### WHAT THE TASK REQUIRES
Return the complete listing that follows, with each line reproduced exactly.
═══ INFORMATION GIVEN ═══
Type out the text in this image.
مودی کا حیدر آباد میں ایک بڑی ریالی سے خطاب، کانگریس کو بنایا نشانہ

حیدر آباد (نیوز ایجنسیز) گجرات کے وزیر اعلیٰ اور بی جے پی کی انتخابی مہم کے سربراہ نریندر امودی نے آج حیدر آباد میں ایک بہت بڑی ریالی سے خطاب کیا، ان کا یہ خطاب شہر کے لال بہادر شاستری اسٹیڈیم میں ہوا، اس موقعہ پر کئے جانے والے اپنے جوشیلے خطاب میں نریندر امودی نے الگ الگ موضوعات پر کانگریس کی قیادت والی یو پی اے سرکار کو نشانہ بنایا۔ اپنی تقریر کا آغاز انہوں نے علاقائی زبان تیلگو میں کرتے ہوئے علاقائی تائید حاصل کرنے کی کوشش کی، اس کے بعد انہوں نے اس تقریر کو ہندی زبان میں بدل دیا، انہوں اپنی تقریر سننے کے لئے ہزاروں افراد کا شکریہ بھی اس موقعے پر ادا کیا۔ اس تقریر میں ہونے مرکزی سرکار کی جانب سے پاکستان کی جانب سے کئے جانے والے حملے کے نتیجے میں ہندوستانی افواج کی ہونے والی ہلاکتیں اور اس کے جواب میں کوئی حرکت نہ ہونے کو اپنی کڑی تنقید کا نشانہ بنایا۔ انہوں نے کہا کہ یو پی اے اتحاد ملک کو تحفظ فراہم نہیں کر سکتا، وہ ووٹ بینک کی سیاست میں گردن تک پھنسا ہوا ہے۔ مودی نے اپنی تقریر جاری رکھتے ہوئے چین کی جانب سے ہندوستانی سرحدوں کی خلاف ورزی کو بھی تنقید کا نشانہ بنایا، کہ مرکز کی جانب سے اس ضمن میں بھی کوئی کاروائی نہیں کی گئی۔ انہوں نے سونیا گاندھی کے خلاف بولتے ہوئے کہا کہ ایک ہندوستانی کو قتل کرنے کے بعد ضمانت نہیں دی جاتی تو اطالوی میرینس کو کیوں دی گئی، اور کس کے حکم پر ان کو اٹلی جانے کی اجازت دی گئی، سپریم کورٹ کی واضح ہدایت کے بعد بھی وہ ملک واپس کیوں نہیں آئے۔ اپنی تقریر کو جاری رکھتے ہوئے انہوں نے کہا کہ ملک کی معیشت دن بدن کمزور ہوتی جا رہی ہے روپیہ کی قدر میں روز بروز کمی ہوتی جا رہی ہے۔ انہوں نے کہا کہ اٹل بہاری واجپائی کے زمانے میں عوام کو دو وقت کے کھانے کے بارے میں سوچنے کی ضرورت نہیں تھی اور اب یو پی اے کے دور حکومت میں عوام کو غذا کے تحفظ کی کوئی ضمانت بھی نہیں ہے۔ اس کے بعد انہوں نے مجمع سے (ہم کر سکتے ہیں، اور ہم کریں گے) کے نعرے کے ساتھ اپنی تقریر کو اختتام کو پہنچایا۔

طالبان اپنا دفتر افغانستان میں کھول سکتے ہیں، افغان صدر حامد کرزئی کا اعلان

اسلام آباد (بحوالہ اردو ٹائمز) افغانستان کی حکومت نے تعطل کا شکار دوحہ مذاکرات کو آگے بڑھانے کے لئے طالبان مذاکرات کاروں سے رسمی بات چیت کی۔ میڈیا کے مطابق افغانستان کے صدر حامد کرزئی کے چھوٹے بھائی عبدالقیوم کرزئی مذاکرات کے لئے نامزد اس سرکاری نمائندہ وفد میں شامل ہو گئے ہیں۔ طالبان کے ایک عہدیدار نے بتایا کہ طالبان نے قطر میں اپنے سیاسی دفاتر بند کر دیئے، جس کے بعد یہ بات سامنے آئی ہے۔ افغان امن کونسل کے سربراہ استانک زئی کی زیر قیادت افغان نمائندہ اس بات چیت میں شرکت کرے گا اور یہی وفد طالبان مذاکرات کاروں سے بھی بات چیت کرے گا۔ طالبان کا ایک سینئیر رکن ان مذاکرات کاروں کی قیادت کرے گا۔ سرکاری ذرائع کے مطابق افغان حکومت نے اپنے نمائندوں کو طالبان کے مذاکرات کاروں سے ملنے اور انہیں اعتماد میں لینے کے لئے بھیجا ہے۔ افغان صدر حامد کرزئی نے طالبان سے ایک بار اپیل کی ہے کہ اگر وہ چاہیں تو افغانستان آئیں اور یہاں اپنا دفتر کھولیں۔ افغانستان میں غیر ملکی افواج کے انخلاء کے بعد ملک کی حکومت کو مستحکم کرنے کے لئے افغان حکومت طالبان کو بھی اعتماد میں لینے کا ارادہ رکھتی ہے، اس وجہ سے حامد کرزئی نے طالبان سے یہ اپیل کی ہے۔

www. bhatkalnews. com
═══
### TASK RESULT
Type out the text in this image.
مودی کا حیدر آباد میں ایک بڑی ریالی سے خطاب، کانگریس کو بنایا نشانہ

حیدر آباد (نیوز ایجنسیز) گجرات کے وزیر اعلیٰ اور بی جے پی کی انتخابی مہم کے سربراہ نریندر امودی نے آج حیدر آباد میں ایک بہت بڑی ریالی سے خطاب کیا، ان کا یہ خطاب شہر کے لال بہادر شاستری اسٹیڈیم میں ہوا، اس موقعہ پر کئے جانے والے اپنے جوشیلے خطاب میں نریندر امودی نے الگ الگ موضوعات پر کانگریس کی قیادت والی یو پی اے سرکار کو نشانہ بنایا۔ اپنی تقریر کا آغاز انہوں نے علاقائی زبان تیلگو میں کرتے ہوئے علاقائی تائید حاصل کرنے کی کوشش کی، اس کے بعد انہوں نے اس تقریر کو ہندی زبان میں بدل دیا، انہوں اپنی تقریر سننے کے لئے ہزاروں افراد کا شکریہ بھی اس موقعے پر ادا کیا۔ اس تقریر میں ہونے مرکزی سرکار کی جانب سے پاکستان کی جانب سے کئے جانے والے حملے کے نتیجے میں ہندوستانی افواج کی ہونے والی ہلاکتیں اور اس کے جواب میں کوئی حرکت نہ ہونے کو اپنی کڑی تنقید کا نشانہ بنایا۔ انہوں نے کہا کہ یو پی اے اتحاد ملک کو تحفظ فراہم نہیں کر سکتا، وہ ووٹ بینک کی سیاست میں گردن تک پھنسا ہوا ہے۔ مودی نے اپنی تقریر جاری رکھتے ہوئے چین کی جانب سے ہندوستانی سرحدوں کی خلاف ورزی کو بھی تنقید کا نشانہ بنایا، کہ مرکز کی جانب سے اس ضمن میں بھی کوئی کاروائی نہیں کی گئی۔ انہوں نے سونیا گاندھی کے خلاف بولتے ہوئے کہا کہ ایک ہندوستانی کو قتل کرنے کے بعد ضمانت نہیں دی جاتی تو اطالوی میرینس کو کیوں دی گئی، اور کس کے حکم پر ان کو اٹلی جانے کی اجازت دی گئی، سپریم کورٹ کی واضح ہدایت کے بعد بھی وہ ملک واپس کیوں نہیں آئے۔ اپنی تقریر کو جاری رکھتے ہوئے انہوں نے کہا کہ ملک کی معیشت دن بدن کمزور ہوتی جا رہی ہے روپیہ کی قدر میں روز بروز کمی ہوتی جا رہی ہے۔ انہوں نے کہا کہ اٹل بہاری واجپائی کے زمانے میں عوام کو دو وقت کے کھانے کے بارے میں سوچنے کی ضرورت نہیں تھی اور اب یو پی اے کے دور حکومت میں عوام کو غذا کے تحفظ کی کوئی ضمانت بھی نہیں ہے۔ اس کے بعد انہوں نے مجمع سے (ہم کر سکتے ہیں، اور ہم کریں گے) کے نعرے کے ساتھ اپنی تقریر کو اختتام کو پہنچایا۔

طالبان اپنا دفتر افغانستان میں کھول سکتے ہیں، افغان صدر حامد کرزئی کا اعلان

اسلام آباد (بحوالہ اردو ٹائمز) افغانستان کی حکومت نے تعطل کا شکار دوحہ مذاکرات کو آگے بڑھانے کے لئے طالبان مذاکرات کاروں سے رسمی بات چیت کی۔ میڈیا کے مطابق افغانستان کے صدر حامد کرزئی کے چھوٹے بھائی عبدالقیوم کرزئی مذاکرات کے لئے نامزد اس سرکاری نمائندہ وفد میں شامل ہو گئے ہیں۔ طالبان کے ایک عہدیدار نے بتایا کہ طالبان نے قطر میں اپنے سیاسی دفاتر بند کر دیئے، جس کے بعد یہ بات سامنے آئی ہے۔ افغان امن کونسل کے سربراہ استانک زئی کی زیر قیادت افغان نمائندہ اس بات چیت میں شرکت کرے گا اور یہی وفد طالبان مذاکرات کاروں سے بھی بات چیت کرے گا۔ طالبان کا ایک سینئیر رکن ان مذاکرات کاروں کی قیادت کرے گا۔ سرکاری ذرائع کے مطابق افغان حکومت نے اپنے نمائندوں کو طالبان کے مذاکرات کاروں سے ملنے اور انہیں اعتماد میں لینے کے لئے بھیجا ہے۔ افغان صدر حامد کرزئی نے طالبان سے ایک بار اپیل کی ہے کہ اگر وہ چاہیں تو افغانستان آئیں اور یہاں اپنا دفتر کھولیں۔ افغانستان میں غیر ملکی افواج کے انخلاء کے بعد ملک کی حکومت کو مستحکم کرنے کے لئے افغان حکومت طالبان کو بھی اعتماد میں لینے کا ارادہ رکھتی ہے، اس وجہ سے حامد کرزئی نے طالبان سے یہ اپیل کی ہے۔

www. bhatkalnews. com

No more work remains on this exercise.